Exercise - Will you output all of the data below exactly, omitting the images?

Excerpted data -
↓

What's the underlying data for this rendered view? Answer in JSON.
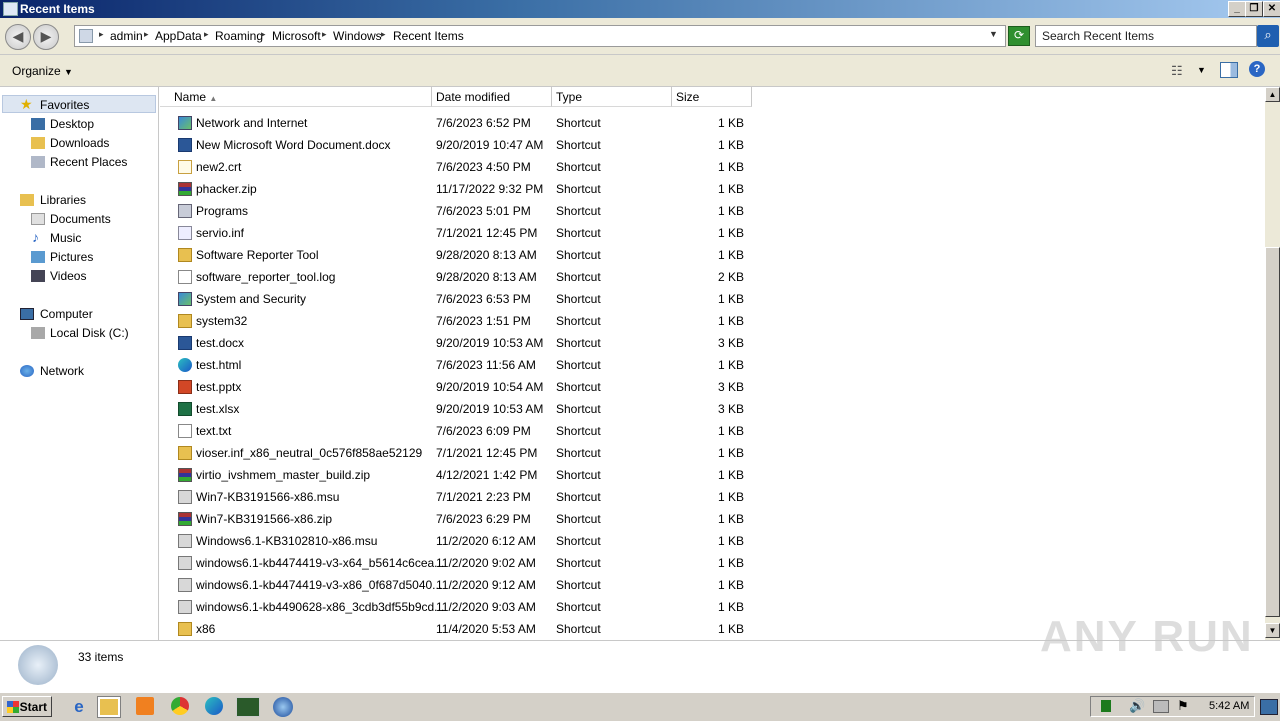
{
  "window": {
    "title": "Recent Items"
  },
  "breadcrumb": [
    "admin",
    "AppData",
    "Roaming",
    "Microsoft",
    "Windows",
    "Recent Items"
  ],
  "search": {
    "placeholder": "Search Recent Items"
  },
  "toolbar": {
    "organize_label": "Organize"
  },
  "sidebar": {
    "favorites": "Favorites",
    "favorites_items": [
      "Desktop",
      "Downloads",
      "Recent Places"
    ],
    "libraries": "Libraries",
    "libraries_items": [
      "Documents",
      "Music",
      "Pictures",
      "Videos"
    ],
    "computer": "Computer",
    "computer_items": [
      "Local Disk (C:)"
    ],
    "network": "Network"
  },
  "columns": {
    "name": "Name",
    "date": "Date modified",
    "type": "Type",
    "size": "Size"
  },
  "files": [
    {
      "name": "Network and Internet",
      "date": "7/6/2023 6:52 PM",
      "type": "Shortcut",
      "size": "1 KB",
      "icon": "control-panel-icon"
    },
    {
      "name": "New Microsoft Word Document.docx",
      "date": "9/20/2019 10:47 AM",
      "type": "Shortcut",
      "size": "1 KB",
      "icon": "word-icon"
    },
    {
      "name": "new2.crt",
      "date": "7/6/2023 4:50 PM",
      "type": "Shortcut",
      "size": "1 KB",
      "icon": "certificate-icon"
    },
    {
      "name": "phacker.zip",
      "date": "11/17/2022 9:32 PM",
      "type": "Shortcut",
      "size": "1 KB",
      "icon": "winrar-icon"
    },
    {
      "name": "Programs",
      "date": "7/6/2023 5:01 PM",
      "type": "Shortcut",
      "size": "1 KB",
      "icon": "programs-icon"
    },
    {
      "name": "servio.inf",
      "date": "7/1/2021 12:45 PM",
      "type": "Shortcut",
      "size": "1 KB",
      "icon": "inf-icon"
    },
    {
      "name": "Software Reporter Tool",
      "date": "9/28/2020 8:13 AM",
      "type": "Shortcut",
      "size": "1 KB",
      "icon": "folder-icon"
    },
    {
      "name": "software_reporter_tool.log",
      "date": "9/28/2020 8:13 AM",
      "type": "Shortcut",
      "size": "2 KB",
      "icon": "text-file-icon"
    },
    {
      "name": "System and Security",
      "date": "7/6/2023 6:53 PM",
      "type": "Shortcut",
      "size": "1 KB",
      "icon": "control-panel-icon"
    },
    {
      "name": "system32",
      "date": "7/6/2023 1:51 PM",
      "type": "Shortcut",
      "size": "1 KB",
      "icon": "folder-icon"
    },
    {
      "name": "test.docx",
      "date": "9/20/2019 10:53 AM",
      "type": "Shortcut",
      "size": "3 KB",
      "icon": "word-icon"
    },
    {
      "name": "test.html",
      "date": "7/6/2023 11:56 AM",
      "type": "Shortcut",
      "size": "1 KB",
      "icon": "edge-icon"
    },
    {
      "name": "test.pptx",
      "date": "9/20/2019 10:54 AM",
      "type": "Shortcut",
      "size": "3 KB",
      "icon": "powerpoint-icon"
    },
    {
      "name": "test.xlsx",
      "date": "9/20/2019 10:53 AM",
      "type": "Shortcut",
      "size": "3 KB",
      "icon": "excel-icon"
    },
    {
      "name": "text.txt",
      "date": "7/6/2023 6:09 PM",
      "type": "Shortcut",
      "size": "1 KB",
      "icon": "text-file-icon"
    },
    {
      "name": "vioser.inf_x86_neutral_0c576f858ae52129",
      "date": "7/1/2021 12:45 PM",
      "type": "Shortcut",
      "size": "1 KB",
      "icon": "folder-icon"
    },
    {
      "name": "virtio_ivshmem_master_build.zip",
      "date": "4/12/2021 1:42 PM",
      "type": "Shortcut",
      "size": "1 KB",
      "icon": "winrar-icon"
    },
    {
      "name": "Win7-KB3191566-x86.msu",
      "date": "7/1/2021 2:23 PM",
      "type": "Shortcut",
      "size": "1 KB",
      "icon": "msu-icon"
    },
    {
      "name": "Win7-KB3191566-x86.zip",
      "date": "7/6/2023 6:29 PM",
      "type": "Shortcut",
      "size": "1 KB",
      "icon": "winrar-icon"
    },
    {
      "name": "Windows6.1-KB3102810-x86.msu",
      "date": "11/2/2020 6:12 AM",
      "type": "Shortcut",
      "size": "1 KB",
      "icon": "msu-icon"
    },
    {
      "name": "windows6.1-kb4474419-v3-x64_b5614c6cea...",
      "date": "11/2/2020 9:02 AM",
      "type": "Shortcut",
      "size": "1 KB",
      "icon": "msu-icon"
    },
    {
      "name": "windows6.1-kb4474419-v3-x86_0f687d5040...",
      "date": "11/2/2020 9:12 AM",
      "type": "Shortcut",
      "size": "1 KB",
      "icon": "msu-icon"
    },
    {
      "name": "windows6.1-kb4490628-x86_3cdb3df55b9cd...",
      "date": "11/2/2020 9:03 AM",
      "type": "Shortcut",
      "size": "1 KB",
      "icon": "msu-icon"
    },
    {
      "name": "x86",
      "date": "11/4/2020 5:53 AM",
      "type": "Shortcut",
      "size": "1 KB",
      "icon": "folder-icon"
    }
  ],
  "details": {
    "count": "33 items"
  },
  "taskbar": {
    "start_label": "Start",
    "clock": "5:42 AM"
  },
  "watermark": "ANY RUN",
  "colors": {
    "folder": "#e8c050",
    "selection": "#dde6f2",
    "accent": "#0a246a"
  }
}
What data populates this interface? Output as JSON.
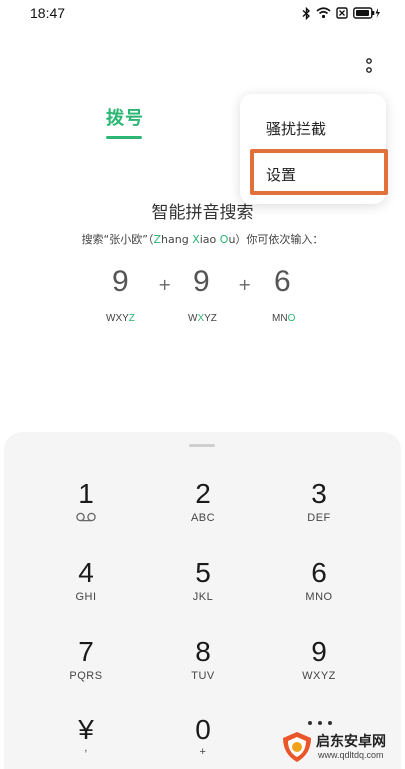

↑

Reply to the exercise -
What's the underlying data for this rendered view? Answer in JSON.
{
  "window": {
    "title": "Recent Items"
  },
  "breadcrumb": [
    "admin",
    "AppData",
    "Roaming",
    "Microsoft",
    "Windows",
    "Recent Items"
  ],
  "search": {
    "placeholder": "Search Recent Items"
  },
  "toolbar": {
    "organize_label": "Organize"
  },
  "sidebar": {
    "favorites": "Favorites",
    "favorites_items": [
      "Desktop",
      "Downloads",
      "Recent Places"
    ],
    "libraries": "Libraries",
    "libraries_items": [
      "Documents",
      "Music",
      "Pictures",
      "Videos"
    ],
    "computer": "Computer",
    "computer_items": [
      "Local Disk (C:)"
    ],
    "network": "Network"
  },
  "columns": {
    "name": "Name",
    "date": "Date modified",
    "type": "Type",
    "size": "Size"
  },
  "files": [
    {
      "name": "Network and Internet",
      "date": "7/6/2023 6:52 PM",
      "type": "Shortcut",
      "size": "1 KB",
      "icon": "control-panel-icon"
    },
    {
      "name": "New Microsoft Word Document.docx",
      "date": "9/20/2019 10:47 AM",
      "type": "Shortcut",
      "size": "1 KB",
      "icon": "word-icon"
    },
    {
      "name": "new2.crt",
      "date": "7/6/2023 4:50 PM",
      "type": "Shortcut",
      "size": "1 KB",
      "icon": "certificate-icon"
    },
    {
      "name": "phacker.zip",
      "date": "11/17/2022 9:32 PM",
      "type": "Shortcut",
      "size": "1 KB",
      "icon": "winrar-icon"
    },
    {
      "name": "Programs",
      "date": "7/6/2023 5:01 PM",
      "type": "Shortcut",
      "size": "1 KB",
      "icon": "programs-icon"
    },
    {
      "name": "servio.inf",
      "date": "7/1/2021 12:45 PM",
      "type": "Shortcut",
      "size": "1 KB",
      "icon": "inf-icon"
    },
    {
      "name": "Software Reporter Tool",
      "date": "9/28/2020 8:13 AM",
      "type": "Shortcut",
      "size": "1 KB",
      "icon": "folder-icon"
    },
    {
      "name": "software_reporter_tool.log",
      "date": "9/28/2020 8:13 AM",
      "type": "Shortcut",
      "size": "2 KB",
      "icon": "text-file-icon"
    },
    {
      "name": "System and Security",
      "date": "7/6/2023 6:53 PM",
      "type": "Shortcut",
      "size": "1 KB",
      "icon": "control-panel-icon"
    },
    {
      "name": "system32",
      "date": "7/6/2023 1:51 PM",
      "type": "Shortcut",
      "size": "1 KB",
      "icon": "folder-icon"
    },
    {
      "name": "test.docx",
      "date": "9/20/2019 10:53 AM",
      "type": "Shortcut",
      "size": "3 KB",
      "icon": "word-icon"
    },
    {
      "name": "test.html",
      "date": "7/6/2023 11:56 AM",
      "type": "Shortcut",
      "size": "1 KB",
      "icon": "edge-icon"
    },
    {
      "name": "test.pptx",
      "date": "9/20/2019 10:54 AM",
      "type": "Shortcut",
      "size": "3 KB",
      "icon": "powerpoint-icon"
    },
    {
      "name": "test.xlsx",
      "date": "9/20/2019 10:53 AM",
      "type": "Shortcut",
      "size": "3 KB",
      "icon": "excel-icon"
    },
    {
      "name": "text.txt",
      "date": "7/6/2023 6:09 PM",
      "type": "Shortcut",
      "size": "1 KB",
      "icon": "text-file-icon"
    },
    {
      "name": "vioser.inf_x86_neutral_0c576f858ae52129",
      "date": "7/1/2021 12:45 PM",
      "type": "Shortcut",
      "size": "1 KB",
      "icon": "folder-icon"
    },
    {
      "name": "virtio_ivshmem_master_build.zip",
      "date": "4/12/2021 1:42 PM",
      "type": "Shortcut",
      "size": "1 KB",
      "icon": "winrar-icon"
    },
    {
      "name": "Win7-KB3191566-x86.msu",
      "date": "7/1/2021 2:23 PM",
      "type": "Shortcut",
      "size": "1 KB",
      "icon": "msu-icon"
    },
    {
      "name": "Win7-KB3191566-x86.zip",
      "date": "7/6/2023 6:29 PM",
      "type": "Shortcut",
      "size": "1 KB",
      "icon": "winrar-icon"
    },
    {
      "name": "Windows6.1-KB3102810-x86.msu",
      "date": "11/2/2020 6:12 AM",
      "type": "Shortcut",
      "size": "1 KB",
      "icon": "msu-icon"
    },
    {
      "name": "windows6.1-kb4474419-v3-x64_b5614c6cea...",
      "date": "11/2/2020 9:02 AM",
      "type": "Shortcut",
      "size": "1 KB",
      "icon": "msu-icon"
    },
    {
      "name": "windows6.1-kb4474419-v3-x86_0f687d5040...",
      "date": "11/2/2020 9:12 AM",
      "type": "Shortcut",
      "size": "1 KB",
      "icon": "msu-icon"
    },
    {
      "name": "windows6.1-kb4490628-x86_3cdb3df55b9cd...",
      "date": "11/2/2020 9:03 AM",
      "type": "Shortcut",
      "size": "1 KB",
      "icon": "msu-icon"
    },
    {
      "name": "x86",
      "date": "11/4/2020 5:53 AM",
      "type": "Shortcut",
      "size": "1 KB",
      "icon": "folder-icon"
    }
  ],
  "details": {
    "count": "33 items"
  },
  "taskbar": {
    "start_label": "Start",
    "clock": "5:42 AM"
  },
  "watermark": "ANY RUN",
  "colors": {
    "folder": "#e8c050",
    "selection": "#dde6f2",
    "accent": "#0a246a"
  }
}
What data populates this interface? Output as JSON.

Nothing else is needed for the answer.